(Stored data entries)

BEGIN

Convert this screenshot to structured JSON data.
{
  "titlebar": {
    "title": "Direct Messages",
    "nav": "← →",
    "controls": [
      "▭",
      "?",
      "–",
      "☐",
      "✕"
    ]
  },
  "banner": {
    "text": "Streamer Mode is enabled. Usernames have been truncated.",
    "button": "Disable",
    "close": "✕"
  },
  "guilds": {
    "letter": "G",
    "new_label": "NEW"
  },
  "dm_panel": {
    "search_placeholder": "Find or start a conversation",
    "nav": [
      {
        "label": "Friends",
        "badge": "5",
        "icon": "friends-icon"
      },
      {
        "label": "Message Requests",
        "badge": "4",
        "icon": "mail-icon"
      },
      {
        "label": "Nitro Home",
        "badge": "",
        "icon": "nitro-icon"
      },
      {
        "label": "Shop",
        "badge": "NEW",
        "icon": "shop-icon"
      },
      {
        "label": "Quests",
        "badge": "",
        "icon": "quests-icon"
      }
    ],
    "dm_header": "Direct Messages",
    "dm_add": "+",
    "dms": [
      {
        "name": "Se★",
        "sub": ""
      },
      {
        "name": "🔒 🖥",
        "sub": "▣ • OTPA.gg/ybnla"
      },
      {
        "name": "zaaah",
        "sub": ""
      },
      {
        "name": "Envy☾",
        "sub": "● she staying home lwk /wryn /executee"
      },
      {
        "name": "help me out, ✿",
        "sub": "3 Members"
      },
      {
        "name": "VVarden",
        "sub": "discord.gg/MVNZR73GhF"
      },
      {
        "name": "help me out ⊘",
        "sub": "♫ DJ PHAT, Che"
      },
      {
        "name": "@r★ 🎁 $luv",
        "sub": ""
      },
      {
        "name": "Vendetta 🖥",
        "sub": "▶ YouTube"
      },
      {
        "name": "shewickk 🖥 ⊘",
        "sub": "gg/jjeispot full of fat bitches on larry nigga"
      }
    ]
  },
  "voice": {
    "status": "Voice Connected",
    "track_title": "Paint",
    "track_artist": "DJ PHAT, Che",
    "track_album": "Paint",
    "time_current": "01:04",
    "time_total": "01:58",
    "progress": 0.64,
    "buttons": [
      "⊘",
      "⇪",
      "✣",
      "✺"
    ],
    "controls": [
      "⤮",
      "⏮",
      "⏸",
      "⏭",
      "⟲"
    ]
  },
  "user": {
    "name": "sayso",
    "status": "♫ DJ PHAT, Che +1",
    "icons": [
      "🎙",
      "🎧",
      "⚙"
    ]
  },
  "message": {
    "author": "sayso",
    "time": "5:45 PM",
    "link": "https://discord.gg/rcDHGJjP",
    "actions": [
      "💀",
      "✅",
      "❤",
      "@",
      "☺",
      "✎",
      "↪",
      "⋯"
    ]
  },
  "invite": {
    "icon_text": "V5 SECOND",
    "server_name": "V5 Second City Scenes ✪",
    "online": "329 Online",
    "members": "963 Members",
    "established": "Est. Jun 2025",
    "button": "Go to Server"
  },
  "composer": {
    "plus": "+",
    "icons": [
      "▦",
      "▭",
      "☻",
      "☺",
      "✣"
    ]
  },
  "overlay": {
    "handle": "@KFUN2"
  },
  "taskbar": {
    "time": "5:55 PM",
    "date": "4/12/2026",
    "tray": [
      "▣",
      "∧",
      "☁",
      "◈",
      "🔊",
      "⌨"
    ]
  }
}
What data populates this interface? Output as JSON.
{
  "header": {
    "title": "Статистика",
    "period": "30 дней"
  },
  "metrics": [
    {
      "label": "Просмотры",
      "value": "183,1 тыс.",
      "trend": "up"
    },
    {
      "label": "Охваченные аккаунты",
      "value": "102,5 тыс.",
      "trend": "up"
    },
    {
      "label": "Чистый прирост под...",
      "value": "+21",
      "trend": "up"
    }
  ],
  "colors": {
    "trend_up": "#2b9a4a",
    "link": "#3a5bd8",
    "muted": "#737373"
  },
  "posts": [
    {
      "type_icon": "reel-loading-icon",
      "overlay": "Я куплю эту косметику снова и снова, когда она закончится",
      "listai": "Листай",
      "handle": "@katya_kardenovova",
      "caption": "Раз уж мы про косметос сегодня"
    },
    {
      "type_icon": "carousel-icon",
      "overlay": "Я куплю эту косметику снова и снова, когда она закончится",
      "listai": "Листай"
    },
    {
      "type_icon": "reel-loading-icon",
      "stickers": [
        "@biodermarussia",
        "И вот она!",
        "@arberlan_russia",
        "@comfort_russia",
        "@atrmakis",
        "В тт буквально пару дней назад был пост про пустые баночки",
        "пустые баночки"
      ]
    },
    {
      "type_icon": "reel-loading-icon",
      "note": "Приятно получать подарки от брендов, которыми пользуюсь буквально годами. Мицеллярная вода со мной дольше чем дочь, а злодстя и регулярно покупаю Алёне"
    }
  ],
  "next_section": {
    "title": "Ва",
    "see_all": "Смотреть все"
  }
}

END

Restate every entry word for word.

* **Solution to the exercise**:
Convert this screenshot to structured JSON data.
{
  "titlebar": {
    "title": "Direct Messages",
    "nav": "← →",
    "controls": [
      "▭",
      "?",
      "–",
      "☐",
      "✕"
    ]
  },
  "banner": {
    "text": "Streamer Mode is enabled. Usernames have been truncated.",
    "button": "Disable",
    "close": "✕"
  },
  "guilds": {
    "letter": "G",
    "new_label": "NEW"
  },
  "dm_panel": {
    "search_placeholder": "Find or start a conversation",
    "nav": [
      {
        "label": "Friends",
        "badge": "5",
        "icon": "friends-icon"
      },
      {
        "label": "Message Requests",
        "badge": "4",
        "icon": "mail-icon"
      },
      {
        "label": "Nitro Home",
        "badge": "",
        "icon": "nitro-icon"
      },
      {
        "label": "Shop",
        "badge": "NEW",
        "icon": "shop-icon"
      },
      {
        "label": "Quests",
        "badge": "",
        "icon": "quests-icon"
      }
    ],
    "dm_header": "Direct Messages",
    "dm_add": "+",
    "dms": [
      {
        "name": "Se★",
        "sub": ""
      },
      {
        "name": "🔒 🖥",
        "sub": "▣ • OTPA.gg/ybnla"
      },
      {
        "name": "zaaah",
        "sub": ""
      },
      {
        "name": "Envy☾",
        "sub": "● she staying home lwk /wryn /executee"
      },
      {
        "name": "help me out, ✿",
        "sub": "3 Members"
      },
      {
        "name": "VVarden",
        "sub": "discord.gg/MVNZR73GhF"
      },
      {
        "name": "help me out ⊘",
        "sub": "♫ DJ PHAT, Che"
      },
      {
        "name": "@r★ 🎁 $luv",
        "sub": ""
      },
      {
        "name": "Vendetta 🖥",
        "sub": "▶ YouTube"
      },
      {
        "name": "shewickk 🖥 ⊘",
        "sub": "gg/jjeispot full of fat bitches on larry nigga"
      }
    ]
  },
  "voice": {
    "status": "Voice Connected",
    "track_title": "Paint",
    "track_artist": "DJ PHAT, Che",
    "track_album": "Paint",
    "time_current": "01:04",
    "time_total": "01:58",
    "progress": 0.64,
    "buttons": [
      "⊘",
      "⇪",
      "✣",
      "✺"
    ],
    "controls": [
      "⤮",
      "⏮",
      "⏸",
      "⏭",
      "⟲"
    ]
  },
  "user": {
    "name": "sayso",
    "status": "♫ DJ PHAT, Che +1",
    "icons": [
      "🎙",
      "🎧",
      "⚙"
    ]
  },
  "message": {
    "author": "sayso",
    "time": "5:45 PM",
    "link": "https://discord.gg/rcDHGJjP",
    "actions": [
      "💀",
      "✅",
      "❤",
      "@",
      "☺",
      "✎",
      "↪",
      "⋯"
    ]
  },
  "invite": {
    "icon_text": "V5 SECOND",
    "server_name": "V5 Second City Scenes ✪",
    "online": "329 Online",
    "members": "963 Members",
    "established": "Est. Jun 2025",
    "button": "Go to Server"
  },
  "composer": {
    "plus": "+",
    "icons": [
      "▦",
      "▭",
      "☻",
      "☺",
      "✣"
    ]
  },
  "overlay": {
    "handle": "@KFUN2"
  },
  "taskbar": {
    "time": "5:55 PM",
    "date": "4/12/2026",
    "tray": [
      "▣",
      "∧",
      "☁",
      "◈",
      "🔊",
      "⌨"
    ]
  }
}
What data populates this interface? Output as JSON.
{
  "header": {
    "title": "Статистика",
    "period": "30 дней"
  },
  "metrics": [
    {
      "label": "Просмотры",
      "value": "183,1 тыс.",
      "trend": "up"
    },
    {
      "label": "Охваченные аккаунты",
      "value": "102,5 тыс.",
      "trend": "up"
    },
    {
      "label": "Чистый прирост под...",
      "value": "+21",
      "trend": "up"
    }
  ],
  "colors": {
    "trend_up": "#2b9a4a",
    "link": "#3a5bd8",
    "muted": "#737373"
  },
  "posts": [
    {
      "type_icon": "reel-loading-icon",
      "overlay": "Я куплю эту косметику снова и снова, когда она закончится",
      "listai": "Листай",
      "handle": "@katya_kardenovova",
      "caption": "Раз уж мы про косметос сегодня"
    },
    {
      "type_icon": "carousel-icon",
      "overlay": "Я куплю эту косметику снова и снова, когда она закончится",
      "listai": "Листай"
    },
    {
      "type_icon": "reel-loading-icon",
      "stickers": [
        "@biodermarussia",
        "И вот она!",
        "@arberlan_russia",
        "@comfort_russia",
        "@atrmakis",
        "В тт буквально пару дней назад был пост про пустые баночки",
        "пустые баночки"
      ]
    },
    {
      "type_icon": "reel-loading-icon",
      "note": "Приятно получать подарки от брендов, которыми пользуюсь буквально годами. Мицеллярная вода со мной дольше чем дочь, а злодстя и регулярно покупаю Алёне"
    }
  ],
  "next_section": {
    "title": "Ва",
    "see_all": "Смотреть все"
  }
}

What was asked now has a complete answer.